REQUIRED WORK:
Faithfully return all lines, omitting every embedded picture.

RECORDS PROVIDED:
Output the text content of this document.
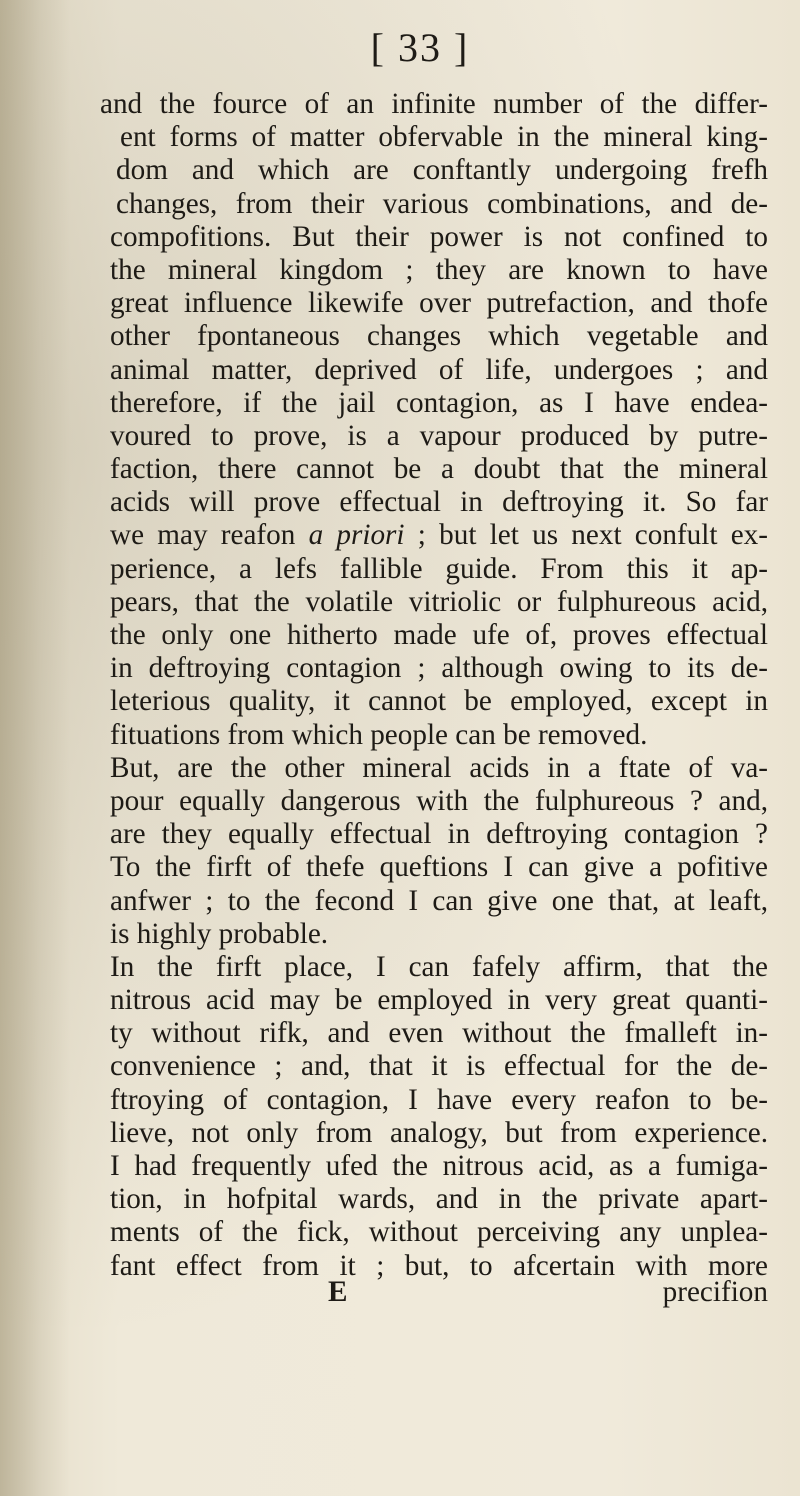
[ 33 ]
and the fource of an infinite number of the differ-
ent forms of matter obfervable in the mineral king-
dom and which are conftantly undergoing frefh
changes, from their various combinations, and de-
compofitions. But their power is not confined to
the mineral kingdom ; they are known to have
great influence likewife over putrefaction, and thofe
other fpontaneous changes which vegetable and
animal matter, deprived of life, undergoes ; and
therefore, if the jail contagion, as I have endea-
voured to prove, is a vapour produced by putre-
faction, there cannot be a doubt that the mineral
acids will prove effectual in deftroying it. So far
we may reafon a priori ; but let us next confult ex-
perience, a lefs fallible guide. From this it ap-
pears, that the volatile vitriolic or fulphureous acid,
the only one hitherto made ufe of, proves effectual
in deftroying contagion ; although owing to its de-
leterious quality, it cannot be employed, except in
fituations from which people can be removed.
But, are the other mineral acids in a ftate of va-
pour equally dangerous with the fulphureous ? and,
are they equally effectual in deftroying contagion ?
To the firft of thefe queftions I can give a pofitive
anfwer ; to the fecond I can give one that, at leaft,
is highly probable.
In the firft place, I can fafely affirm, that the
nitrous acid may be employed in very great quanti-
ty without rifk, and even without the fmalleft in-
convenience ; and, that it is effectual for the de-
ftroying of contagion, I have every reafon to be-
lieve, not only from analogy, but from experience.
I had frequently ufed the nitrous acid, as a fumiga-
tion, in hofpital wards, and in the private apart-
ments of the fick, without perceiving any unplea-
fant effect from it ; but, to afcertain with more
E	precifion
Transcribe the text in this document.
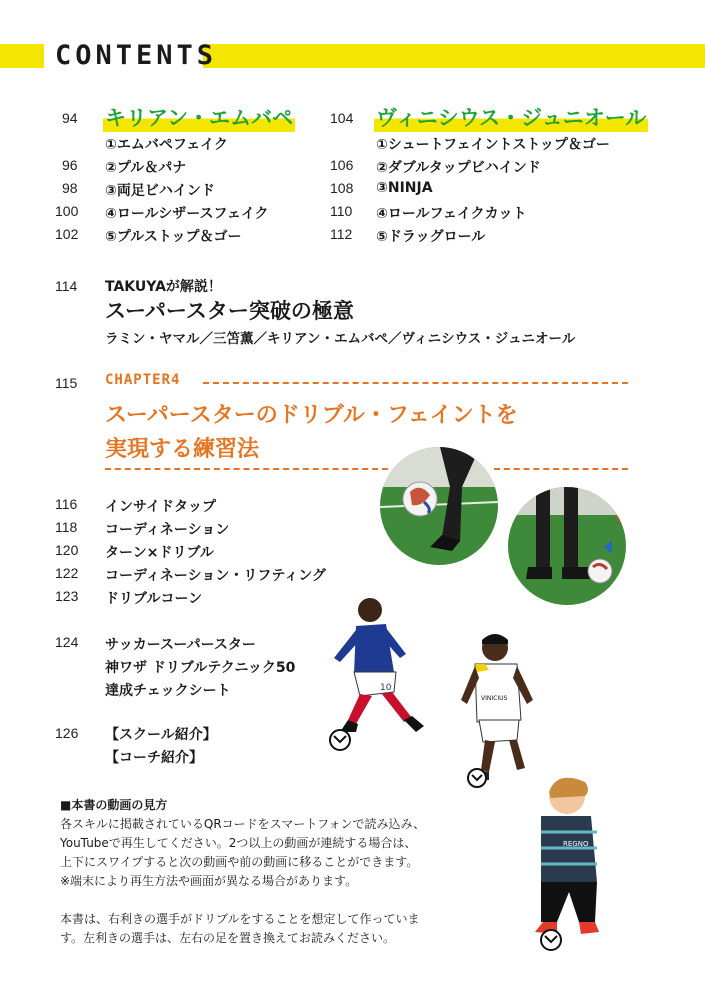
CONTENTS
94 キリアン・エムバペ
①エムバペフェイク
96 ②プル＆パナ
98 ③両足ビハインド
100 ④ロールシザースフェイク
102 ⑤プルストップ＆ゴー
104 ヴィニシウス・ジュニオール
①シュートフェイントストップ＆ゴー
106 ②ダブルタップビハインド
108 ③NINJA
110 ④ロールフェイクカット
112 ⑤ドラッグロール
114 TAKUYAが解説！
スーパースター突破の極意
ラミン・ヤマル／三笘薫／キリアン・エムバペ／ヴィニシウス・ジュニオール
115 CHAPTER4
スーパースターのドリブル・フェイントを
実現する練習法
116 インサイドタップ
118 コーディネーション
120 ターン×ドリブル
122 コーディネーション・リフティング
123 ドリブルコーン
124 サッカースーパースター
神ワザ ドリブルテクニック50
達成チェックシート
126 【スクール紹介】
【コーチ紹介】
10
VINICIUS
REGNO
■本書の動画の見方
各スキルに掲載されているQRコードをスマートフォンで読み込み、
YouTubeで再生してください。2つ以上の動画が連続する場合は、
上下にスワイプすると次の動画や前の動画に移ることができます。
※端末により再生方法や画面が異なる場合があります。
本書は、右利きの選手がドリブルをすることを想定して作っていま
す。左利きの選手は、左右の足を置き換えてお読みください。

EXERCISE RESPONSE:
Output the text content of this document.
[ 33 ]
and the fource of an infinite number of the differ-
ent forms of matter obfervable in the mineral king-
dom and which are conftantly undergoing frefh
changes, from their various combinations, and de-
compofitions. But their power is not confined to
the mineral kingdom ; they are known to have
great influence likewife over putrefaction, and thofe
other fpontaneous changes which vegetable and
animal matter, deprived of life, undergoes ; and
therefore, if the jail contagion, as I have endea-
voured to prove, is a vapour produced by putre-
faction, there cannot be a doubt that the mineral
acids will prove effectual in deftroying it. So far
we may reafon a priori ; but let us next confult ex-
perience, a lefs fallible guide. From this it ap-
pears, that the volatile vitriolic or fulphureous acid,
the only one hitherto made ufe of, proves effectual
in deftroying contagion ; although owing to its de-
leterious quality, it cannot be employed, except in
fituations from which people can be removed.
But, are the other mineral acids in a ftate of va-
pour equally dangerous with the fulphureous ? and,
are they equally effectual in deftroying contagion ?
To the firft of thefe queftions I can give a pofitive
anfwer ; to the fecond I can give one that, at leaft,
is highly probable.
In the firft place, I can fafely affirm, that the
nitrous acid may be employed in very great quanti-
ty without rifk, and even without the fmalleft in-
convenience ; and, that it is effectual for the de-
ftroying of contagion, I have every reafon to be-
lieve, not only from analogy, but from experience.
I had frequently ufed the nitrous acid, as a fumiga-
tion, in hofpital wards, and in the private apart-
ments of the fick, without perceiving any unplea-
fant effect from it ; but, to afcertain with more
E	precifion
Transcribe the text in this document.
CONTENTS
94 キリアン・エムバペ
①エムバペフェイク
96 ②プル＆パナ
98 ③両足ビハインド
100 ④ロールシザースフェイク
102 ⑤プルストップ＆ゴー
104 ヴィニシウス・ジュニオール
①シュートフェイントストップ＆ゴー
106 ②ダブルタップビハインド
108 ③NINJA
110 ④ロールフェイクカット
112 ⑤ドラッグロール
114 TAKUYAが解説！
スーパースター突破の極意
ラミン・ヤマル／三笘薫／キリアン・エムバペ／ヴィニシウス・ジュニオール
115 CHAPTER4
スーパースターのドリブル・フェイントを
実現する練習法
116 インサイドタップ
118 コーディネーション
120 ターン×ドリブル
122 コーディネーション・リフティング
123 ドリブルコーン
124 サッカースーパースター
神ワザ ドリブルテクニック50
達成チェックシート
126 【スクール紹介】
【コーチ紹介】
10
VINICIUS
REGNO
■本書の動画の見方
各スキルに掲載されているQRコードをスマートフォンで読み込み、
YouTubeで再生してください。2つ以上の動画が連続する場合は、
上下にスワイプすると次の動画や前の動画に移ることができます。
※端末により再生方法や画面が異なる場合があります。
本書は、右利きの選手がドリブルをすることを想定して作っていま
す。左利きの選手は、左右の足を置き換えてお読みください。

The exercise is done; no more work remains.